◆ **Instructions for the task**
Transcribe the listing exactly, leaving out every picture.
--- START OF Stored data ---
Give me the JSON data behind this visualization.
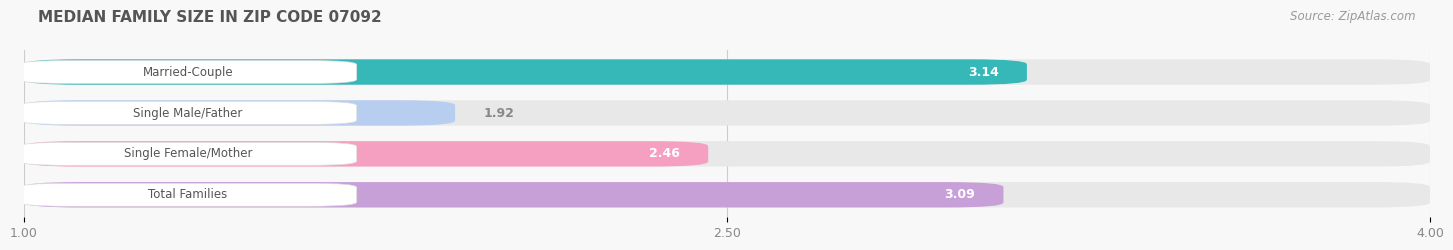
{
  "title": "MEDIAN FAMILY SIZE IN ZIP CODE 07092",
  "source": "Source: ZipAtlas.com",
  "categories": [
    "Married-Couple",
    "Single Male/Father",
    "Single Female/Mother",
    "Total Families"
  ],
  "values": [
    3.14,
    1.92,
    2.46,
    3.09
  ],
  "bar_colors": [
    "#36b8b8",
    "#b8cef0",
    "#f5a0c0",
    "#c8a0d8"
  ],
  "bg_bar_color": "#e8e8e8",
  "background_color": "#f8f8f8",
  "xlim": [
    1.0,
    4.0
  ],
  "xticks": [
    1.0,
    2.5,
    4.0
  ],
  "grid_color": "#cccccc",
  "label_bg_color": "#ffffff",
  "label_text_color": "#555555",
  "value_color_inside": "#ffffff",
  "value_color_outside": "#888888",
  "title_color": "#555555",
  "source_color": "#999999"
}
--- END OF Stored data ---
◆ **Exercise answer**
Give me the JSON data behind this visualization.
{
  "title": "MEDIAN FAMILY SIZE IN ZIP CODE 07092",
  "source": "Source: ZipAtlas.com",
  "categories": [
    "Married-Couple",
    "Single Male/Father",
    "Single Female/Mother",
    "Total Families"
  ],
  "values": [
    3.14,
    1.92,
    2.46,
    3.09
  ],
  "bar_colors": [
    "#36b8b8",
    "#b8cef0",
    "#f5a0c0",
    "#c8a0d8"
  ],
  "bg_bar_color": "#e8e8e8",
  "background_color": "#f8f8f8",
  "xlim": [
    1.0,
    4.0
  ],
  "xticks": [
    1.0,
    2.5,
    4.0
  ],
  "grid_color": "#cccccc",
  "label_bg_color": "#ffffff",
  "label_text_color": "#555555",
  "value_color_inside": "#ffffff",
  "value_color_outside": "#888888",
  "title_color": "#555555",
  "source_color": "#999999"
}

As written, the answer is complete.